AIM OF THE EXERCISE -> Using the records below, count the lines with "pace" in them. Give the number only.

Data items
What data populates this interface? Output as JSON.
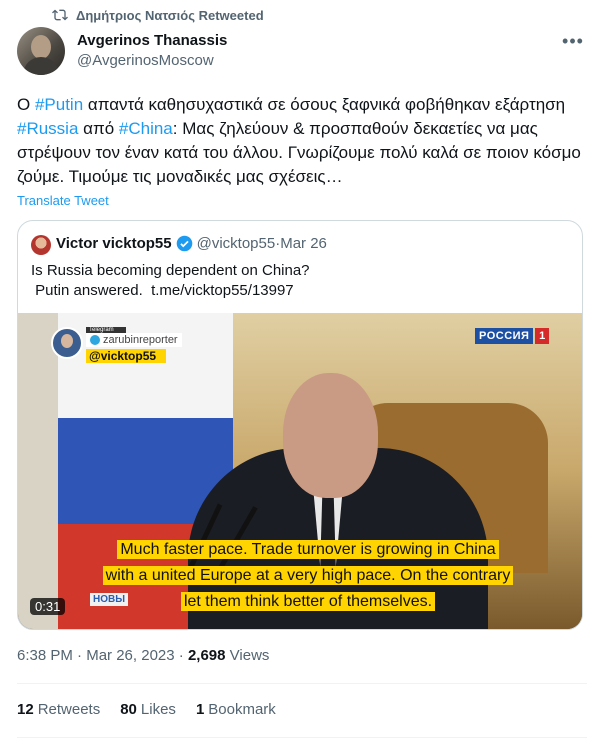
{
  "retweet": {
    "by": "Δημήτριος Νατσιός",
    "suffix": "Retweeted"
  },
  "tweet": {
    "author_name": "Avgerinos Thanassis",
    "author_handle": "@AvgerinosMoscow",
    "text_parts": [
      {
        "t": "Ο ",
        "tag": false
      },
      {
        "t": "#Putin",
        "tag": true
      },
      {
        "t": " απαντά καθησυχαστικά σε όσους ξαφνικά φοβήθηκαν εξάρτηση ",
        "tag": false
      },
      {
        "t": "#Russia",
        "tag": true
      },
      {
        "t": " από ",
        "tag": false
      },
      {
        "t": "#China",
        "tag": true
      },
      {
        "t": ": Μας ζηλεύουν & προσπαθούν δεκαετίες να μας στρέψουν τον έναν κατά του άλλου. Γνωρίζουμε πολύ καλά σε ποιον κόσμο ζούμε. Τιμούμε τις μοναδικές μας σχέσεις…",
        "tag": false
      }
    ],
    "translate_label": "Translate Tweet",
    "more_label": "•••"
  },
  "quote": {
    "author_name": "Victor vicktop55",
    "author_handle": "@vicktop55",
    "separator": " · ",
    "date": "Mar 26",
    "text": "Is Russia becoming dependent on China?\n Putin answered.  t.me/vicktop55/13997",
    "video": {
      "channel_logo": "РОССИЯ",
      "channel_number": "1",
      "telegram_label": "Telegram",
      "telegram_channel": "zarubinreporter",
      "telegram_handle": "@vicktop55",
      "subtitle_lines": [
        "Much faster pace.  Trade turnover is growing in China",
        "with a united Europe at a very high pace.  On the contrary",
        "let them think better of themselves."
      ],
      "ticker": "НОВЫ",
      "duration": "0:31"
    }
  },
  "meta": {
    "time": "6:38 PM",
    "separator": " · ",
    "date": "Mar 26, 2023",
    "views_count": "2,698",
    "views_label": "Views"
  },
  "stats": [
    {
      "count": "12",
      "label": "Retweets"
    },
    {
      "count": "80",
      "label": "Likes"
    },
    {
      "count": "1",
      "label": "Bookmark"
    }
  ],
  "colors": {
    "accent": "#1d9bf0",
    "secondary_text": "#536471",
    "subtitle_bg": "#ffd400"
  }
}
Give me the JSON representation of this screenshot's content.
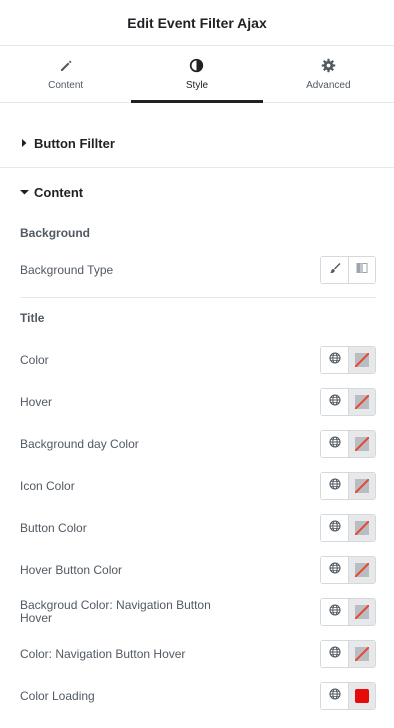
{
  "header": {
    "title": "Edit Event Filter Ajax"
  },
  "tabs": [
    {
      "label": "Content",
      "icon": "pencil-icon"
    },
    {
      "label": "Style",
      "icon": "contrast-icon"
    },
    {
      "label": "Advanced",
      "icon": "gear-icon"
    }
  ],
  "active_tab": "Style",
  "sections": {
    "button_filter": {
      "title": "Button Fillter",
      "state": "collapsed"
    },
    "content": {
      "title": "Content",
      "state": "expanded"
    }
  },
  "background": {
    "group_label": "Background",
    "type_label": "Background Type",
    "type_options": [
      "brush-icon",
      "gradient-icon"
    ]
  },
  "title_group": {
    "label": "Title",
    "controls": [
      {
        "label": "Color",
        "swatch": "none"
      },
      {
        "label": "Hover",
        "swatch": "none"
      },
      {
        "label": "Background day Color",
        "swatch": "none"
      },
      {
        "label": "Icon Color",
        "swatch": "none"
      },
      {
        "label": "Button Color",
        "swatch": "none"
      },
      {
        "label": "Hover Button Color",
        "swatch": "none"
      },
      {
        "label": "Backgroud Color: Navigation Button Hover",
        "swatch": "none"
      },
      {
        "label": "Color: Navigation Button Hover",
        "swatch": "none"
      },
      {
        "label": "Color Loading",
        "swatch": "#e60b0b"
      }
    ]
  },
  "colors": {
    "accent": "#1f2124",
    "label": "#515962",
    "border": "#d5d8dc",
    "loading_swatch": "#e60b0b",
    "empty_slash": "#e8452f"
  }
}
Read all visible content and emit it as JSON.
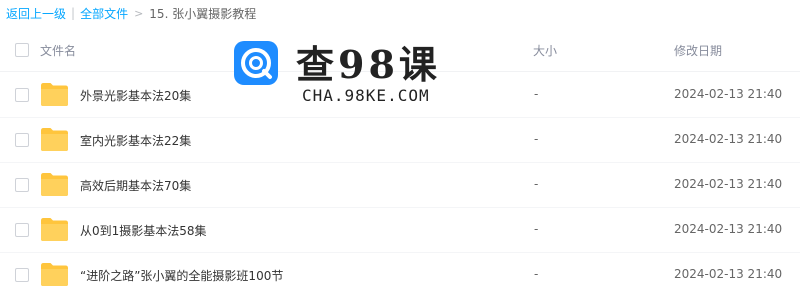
{
  "breadcrumb": {
    "back": "返回上一级",
    "all_files": "全部文件",
    "current": "15. 张小翼摄影教程"
  },
  "columns": {
    "name": "文件名",
    "size": "大小",
    "modified": "修改日期"
  },
  "files": [
    {
      "name": "外景光影基本法20集",
      "size": "-",
      "modified": "2024-02-13 21:40",
      "type": "folder"
    },
    {
      "name": "室内光影基本法22集",
      "size": "-",
      "modified": "2024-02-13 21:40",
      "type": "folder"
    },
    {
      "name": "高效后期基本法70集",
      "size": "-",
      "modified": "2024-02-13 21:40",
      "type": "folder"
    },
    {
      "name": "从0到1摄影基本法58集",
      "size": "-",
      "modified": "2024-02-13 21:40",
      "type": "folder"
    },
    {
      "name": "“进阶之路”张小翼的全能摄影班100节",
      "size": "-",
      "modified": "2024-02-13 21:40",
      "type": "folder"
    }
  ],
  "watermark": {
    "title": "查98课",
    "subtitle": "CHA.98KE.COM",
    "logo_icon": "chat-bubble-icon"
  },
  "colors": {
    "link": "#06a7ff",
    "folder": "#ffc53d",
    "watermark_logo": "#1e8cff"
  }
}
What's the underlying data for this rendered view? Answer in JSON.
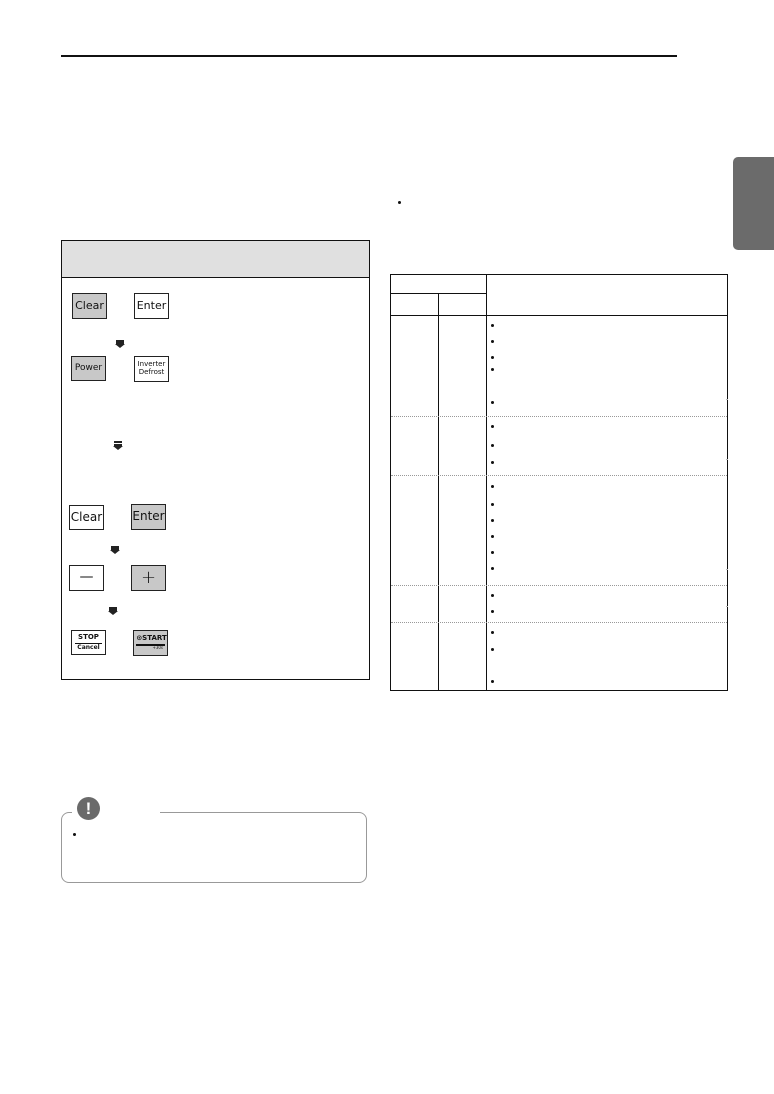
{
  "page": {
    "side_tab": {
      "color": "#6b6b6b"
    },
    "intro_bullet": {
      "text": ""
    }
  },
  "procedure_box": {
    "header_text": "",
    "steps": [
      {
        "keys": [
          {
            "label": "Clear",
            "highlighted": true
          },
          {
            "label": "Enter",
            "highlighted": false
          }
        ],
        "arrow_after": "single"
      },
      {
        "keys": [
          {
            "label": "Power",
            "highlighted": true
          },
          {
            "label": "Inverter Defrost",
            "highlighted": false
          }
        ],
        "arrow_after": "double"
      },
      {
        "keys": [
          {
            "label": "Clear",
            "highlighted": false
          },
          {
            "label": "Enter",
            "highlighted": true
          }
        ],
        "arrow_after": "single"
      },
      {
        "keys": [
          {
            "label": "—",
            "highlighted": false
          },
          {
            "label": "+",
            "highlighted": true
          }
        ],
        "arrow_after": "single"
      },
      {
        "keys": [
          {
            "label_top": "STOP",
            "label_bottom": "Cancel",
            "highlighted": false
          },
          {
            "label_top": "⊙START",
            "label_bottom": "+30s",
            "highlighted": true
          }
        ],
        "arrow_after": null
      }
    ],
    "key_labels": {
      "clear": "Clear",
      "enter": "Enter",
      "power": "Power",
      "inverter_line1": "Inverter",
      "inverter_line2": "Defrost",
      "minus": "—",
      "plus": "+",
      "stop": "STOP",
      "cancel": "Cancel",
      "start": "⊙START",
      "plus30": "+30s"
    }
  },
  "note": {
    "icon": "exclamation-icon",
    "icon_glyph": "!",
    "bullets": [
      ""
    ]
  },
  "table": {
    "header": {
      "group": "",
      "col1": "",
      "col2": "",
      "description": ""
    },
    "rows": [
      {
        "col1": "",
        "col2": "",
        "bullets": [
          "",
          "",
          "",
          "",
          ""
        ]
      },
      {
        "col1": "",
        "col2": "",
        "bullets": [
          "",
          "",
          ""
        ]
      },
      {
        "col1": "",
        "col2": "",
        "bullets": [
          "",
          "",
          "",
          "",
          "",
          ""
        ]
      },
      {
        "col1": "",
        "col2": "",
        "bullets": [
          "",
          ""
        ]
      },
      {
        "col1": "",
        "col2": "",
        "bullets": [
          "",
          "",
          ""
        ]
      }
    ]
  }
}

WRITTEN SOLUTION -> 2